**Exercise goal:** In the data below, find each line that contains the word "ITSELF" and copy it.

**Working data:**
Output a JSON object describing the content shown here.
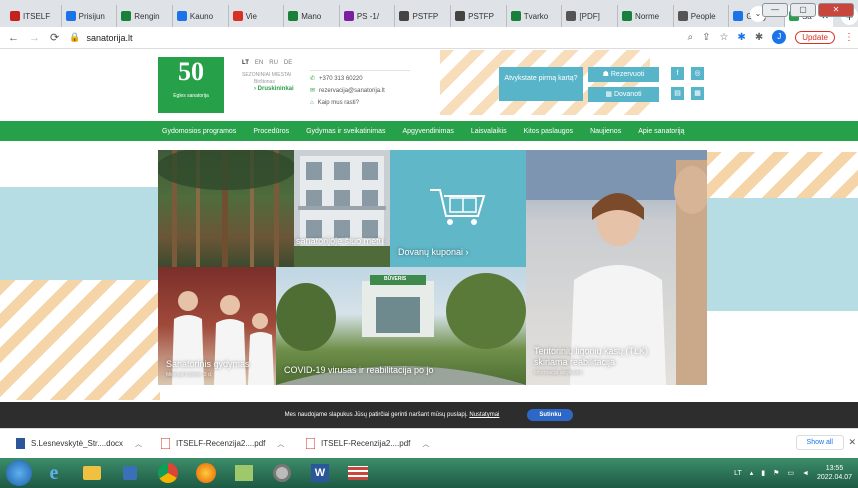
{
  "browser": {
    "tabs": [
      {
        "label": "ITSELF",
        "color": "#c5221f"
      },
      {
        "label": "Prisijun",
        "color": "#1a73e8"
      },
      {
        "label": "Rengin",
        "color": "#188038"
      },
      {
        "label": "Kauno",
        "color": "#1a73e8"
      },
      {
        "label": "Vie",
        "color": "#d93025"
      },
      {
        "label": "Mano",
        "color": "#188038"
      },
      {
        "label": "PS -1/",
        "color": "#7b1fa2"
      },
      {
        "label": "PSTFP",
        "color": "#444444"
      },
      {
        "label": "PSTFP",
        "color": "#444444"
      },
      {
        "label": "Tvarko",
        "color": "#188038"
      },
      {
        "label": "[PDF]",
        "color": "#555555"
      },
      {
        "label": "Norme",
        "color": "#188038"
      },
      {
        "label": "People",
        "color": "#555555"
      },
      {
        "label": "Goog",
        "color": "#1a73e8"
      },
      {
        "label": "Sa",
        "color": "#27a04a",
        "active": true
      }
    ],
    "url": "sanatorija.lt",
    "update_label": "Update",
    "avatar_letter": "J"
  },
  "site": {
    "logo": {
      "number": "50",
      "subtitle": "Egles sanatorija"
    },
    "languages": [
      "LT",
      "EN",
      "RU",
      "DE"
    ],
    "seasons_label": "SEZONINIAI MIESTAI",
    "season_names": [
      "Birštonas",
      "Druskininkai"
    ],
    "contacts": [
      "+370 313 60220",
      "rezervacija@sanatorija.lt",
      "Kaip mus rasti?"
    ],
    "visit_box": "Atvykstate pirmą kartą?",
    "reserve_label": "Rezervuoti",
    "gift_label": "Dovanoti",
    "nav": [
      "Gydomosios programos",
      "Procedūros",
      "Gydymas ir sveikatinimas",
      "Apgyvendinimas",
      "Laisvalaikis",
      "Kitos paslaugos",
      "Naujienos",
      "Apie sanatoriją"
    ],
    "tiles": {
      "duk": "DUK: kaip organizuojama veikla sanatorijoje šiuo metu",
      "gift": "Dovanų kuponai ›",
      "tlk_title": "Teritorinių ligonių kasų (TLK) skiriama reabilitacija",
      "tlk_sub": "Informacija atvykstant",
      "treatment_title": "Sanatorinis gydymas",
      "treatment_sub": "Minimali trukmė: 3 d.",
      "covid": "COVID-19 virusas ir reabilitacija po jo",
      "building_sign": "BŪVERIS"
    },
    "cookie": {
      "text": "Mes naudojame slapukus Jūsų patirčiai gerinti naršant mūsų puslapį.",
      "link": "Nustatymai",
      "button": "Sutinku"
    }
  },
  "downloads": {
    "items": [
      "S.Lesnevskytė_Str....docx",
      "ITSELF-Recenzija2....pdf",
      "ITSELF-Recenzija2....pdf"
    ],
    "show_all": "Show all"
  },
  "taskbar": {
    "lang": "LT",
    "time": "13:55",
    "date": "2022.04.07"
  }
}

**Result of this exercise:**
        "label": "ITSELF",
      "ITSELF-Recenzija2....pdf",
      "ITSELF-Recenzija2....pdf"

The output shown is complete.